* _Information given_
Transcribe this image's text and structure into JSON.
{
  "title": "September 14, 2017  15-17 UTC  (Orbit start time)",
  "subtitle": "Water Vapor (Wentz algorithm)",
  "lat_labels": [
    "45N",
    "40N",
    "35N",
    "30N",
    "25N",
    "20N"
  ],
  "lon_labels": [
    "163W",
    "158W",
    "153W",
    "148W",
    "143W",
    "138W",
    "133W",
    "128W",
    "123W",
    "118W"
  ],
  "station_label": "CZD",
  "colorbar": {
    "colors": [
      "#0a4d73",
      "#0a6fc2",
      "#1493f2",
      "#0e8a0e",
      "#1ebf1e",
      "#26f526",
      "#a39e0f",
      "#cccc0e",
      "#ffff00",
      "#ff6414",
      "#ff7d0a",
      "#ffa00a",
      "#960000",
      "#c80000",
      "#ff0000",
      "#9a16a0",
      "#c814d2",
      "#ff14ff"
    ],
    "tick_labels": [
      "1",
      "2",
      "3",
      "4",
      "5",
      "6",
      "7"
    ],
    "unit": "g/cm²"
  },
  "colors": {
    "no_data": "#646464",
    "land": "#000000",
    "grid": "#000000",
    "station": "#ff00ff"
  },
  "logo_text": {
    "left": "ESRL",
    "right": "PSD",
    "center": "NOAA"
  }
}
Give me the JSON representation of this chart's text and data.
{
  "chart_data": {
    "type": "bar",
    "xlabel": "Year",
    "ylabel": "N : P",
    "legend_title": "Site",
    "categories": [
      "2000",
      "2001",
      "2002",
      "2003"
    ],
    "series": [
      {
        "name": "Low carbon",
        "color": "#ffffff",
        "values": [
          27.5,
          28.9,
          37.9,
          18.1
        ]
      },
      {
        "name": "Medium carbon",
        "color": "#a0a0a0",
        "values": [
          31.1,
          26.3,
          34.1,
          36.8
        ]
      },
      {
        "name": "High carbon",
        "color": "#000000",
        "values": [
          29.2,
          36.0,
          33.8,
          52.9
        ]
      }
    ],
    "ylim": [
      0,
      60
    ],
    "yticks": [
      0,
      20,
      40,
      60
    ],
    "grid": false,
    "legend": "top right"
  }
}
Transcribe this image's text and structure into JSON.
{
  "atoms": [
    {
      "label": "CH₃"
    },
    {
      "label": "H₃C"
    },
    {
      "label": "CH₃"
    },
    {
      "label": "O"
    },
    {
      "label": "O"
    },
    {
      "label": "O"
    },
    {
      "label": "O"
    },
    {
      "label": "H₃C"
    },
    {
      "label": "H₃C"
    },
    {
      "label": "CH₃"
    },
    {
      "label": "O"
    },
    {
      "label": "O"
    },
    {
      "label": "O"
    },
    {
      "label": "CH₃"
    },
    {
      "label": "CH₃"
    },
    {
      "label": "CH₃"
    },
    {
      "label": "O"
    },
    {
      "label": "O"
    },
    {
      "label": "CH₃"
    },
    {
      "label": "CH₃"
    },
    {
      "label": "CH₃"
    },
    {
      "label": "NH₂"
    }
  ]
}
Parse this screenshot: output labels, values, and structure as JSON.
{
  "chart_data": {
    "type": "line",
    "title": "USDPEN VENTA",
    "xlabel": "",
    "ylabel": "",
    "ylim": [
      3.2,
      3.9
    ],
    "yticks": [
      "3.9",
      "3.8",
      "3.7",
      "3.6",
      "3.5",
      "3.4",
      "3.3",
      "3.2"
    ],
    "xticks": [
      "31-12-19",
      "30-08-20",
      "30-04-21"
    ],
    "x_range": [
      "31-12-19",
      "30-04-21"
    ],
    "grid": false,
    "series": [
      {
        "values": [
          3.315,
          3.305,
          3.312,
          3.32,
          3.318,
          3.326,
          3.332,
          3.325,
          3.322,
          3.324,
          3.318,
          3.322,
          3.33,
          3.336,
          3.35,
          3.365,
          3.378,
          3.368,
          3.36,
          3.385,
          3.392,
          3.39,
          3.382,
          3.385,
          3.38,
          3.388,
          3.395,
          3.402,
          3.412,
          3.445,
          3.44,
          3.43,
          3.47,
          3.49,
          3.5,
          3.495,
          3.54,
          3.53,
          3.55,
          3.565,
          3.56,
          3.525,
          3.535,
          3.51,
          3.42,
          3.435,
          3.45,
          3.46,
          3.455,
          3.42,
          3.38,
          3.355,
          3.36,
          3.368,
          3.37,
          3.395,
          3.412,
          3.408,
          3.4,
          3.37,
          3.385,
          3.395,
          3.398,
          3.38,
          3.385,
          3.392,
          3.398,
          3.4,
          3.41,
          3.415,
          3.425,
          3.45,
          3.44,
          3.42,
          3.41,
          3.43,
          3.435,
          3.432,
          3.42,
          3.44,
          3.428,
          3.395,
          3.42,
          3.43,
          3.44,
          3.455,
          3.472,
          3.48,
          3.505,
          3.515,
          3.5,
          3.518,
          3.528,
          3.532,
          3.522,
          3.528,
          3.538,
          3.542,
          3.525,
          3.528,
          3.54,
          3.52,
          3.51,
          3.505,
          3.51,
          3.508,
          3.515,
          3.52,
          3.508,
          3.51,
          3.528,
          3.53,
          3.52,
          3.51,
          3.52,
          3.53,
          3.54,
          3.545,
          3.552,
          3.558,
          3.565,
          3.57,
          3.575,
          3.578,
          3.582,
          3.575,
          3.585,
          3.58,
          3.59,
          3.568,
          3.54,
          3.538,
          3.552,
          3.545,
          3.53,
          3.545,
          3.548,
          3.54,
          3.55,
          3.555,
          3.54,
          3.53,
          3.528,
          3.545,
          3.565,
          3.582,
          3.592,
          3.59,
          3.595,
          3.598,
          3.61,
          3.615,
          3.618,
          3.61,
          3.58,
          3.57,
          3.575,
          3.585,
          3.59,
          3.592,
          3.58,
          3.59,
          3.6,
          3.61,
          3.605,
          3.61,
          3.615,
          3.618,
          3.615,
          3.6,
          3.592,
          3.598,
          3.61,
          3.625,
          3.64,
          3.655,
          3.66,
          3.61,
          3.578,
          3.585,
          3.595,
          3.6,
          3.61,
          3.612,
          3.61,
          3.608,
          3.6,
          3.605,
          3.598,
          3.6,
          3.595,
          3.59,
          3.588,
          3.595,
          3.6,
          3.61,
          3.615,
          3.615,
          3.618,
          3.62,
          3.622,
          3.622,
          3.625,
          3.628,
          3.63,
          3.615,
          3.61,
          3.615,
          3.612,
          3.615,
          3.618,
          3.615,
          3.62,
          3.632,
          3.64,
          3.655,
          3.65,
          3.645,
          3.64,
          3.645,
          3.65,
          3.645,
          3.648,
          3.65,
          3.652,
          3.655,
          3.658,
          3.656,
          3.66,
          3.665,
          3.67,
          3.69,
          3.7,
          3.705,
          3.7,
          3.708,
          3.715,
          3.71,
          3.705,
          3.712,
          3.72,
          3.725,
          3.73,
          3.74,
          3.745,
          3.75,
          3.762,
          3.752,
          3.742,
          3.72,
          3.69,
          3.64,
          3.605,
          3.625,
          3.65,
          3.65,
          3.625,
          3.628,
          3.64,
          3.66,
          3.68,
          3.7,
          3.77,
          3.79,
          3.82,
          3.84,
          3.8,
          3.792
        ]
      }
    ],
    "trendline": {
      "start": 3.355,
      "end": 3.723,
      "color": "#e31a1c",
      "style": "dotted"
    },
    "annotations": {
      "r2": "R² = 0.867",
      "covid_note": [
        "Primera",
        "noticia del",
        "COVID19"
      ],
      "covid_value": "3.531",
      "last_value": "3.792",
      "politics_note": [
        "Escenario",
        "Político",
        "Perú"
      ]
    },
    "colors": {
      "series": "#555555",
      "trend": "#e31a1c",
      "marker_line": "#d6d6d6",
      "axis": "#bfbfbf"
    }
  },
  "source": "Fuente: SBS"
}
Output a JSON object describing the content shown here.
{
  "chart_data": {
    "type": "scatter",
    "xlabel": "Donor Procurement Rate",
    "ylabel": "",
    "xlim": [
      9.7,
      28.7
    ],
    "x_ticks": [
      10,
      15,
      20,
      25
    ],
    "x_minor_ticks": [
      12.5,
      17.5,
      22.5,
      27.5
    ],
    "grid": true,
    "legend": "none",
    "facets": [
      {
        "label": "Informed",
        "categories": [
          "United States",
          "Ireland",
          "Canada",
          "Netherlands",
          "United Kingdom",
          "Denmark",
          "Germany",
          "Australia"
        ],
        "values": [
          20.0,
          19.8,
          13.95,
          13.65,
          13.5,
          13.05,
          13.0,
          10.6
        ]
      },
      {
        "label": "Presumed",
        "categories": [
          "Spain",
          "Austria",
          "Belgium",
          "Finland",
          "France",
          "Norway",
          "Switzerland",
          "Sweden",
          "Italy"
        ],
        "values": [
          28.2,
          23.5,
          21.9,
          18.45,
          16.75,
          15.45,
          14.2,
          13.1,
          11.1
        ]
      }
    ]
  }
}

* _Direction_
Pull out all lines of the data with the string "JSON".

* _Task answer_
Transcribe this image's text and structure into JSON.
Give me the JSON representation of this chart's text and data.
Transcribe this image's text and structure into JSON.
Parse this screenshot: output labels, values, and structure as JSON.
Output a JSON object describing the content shown here.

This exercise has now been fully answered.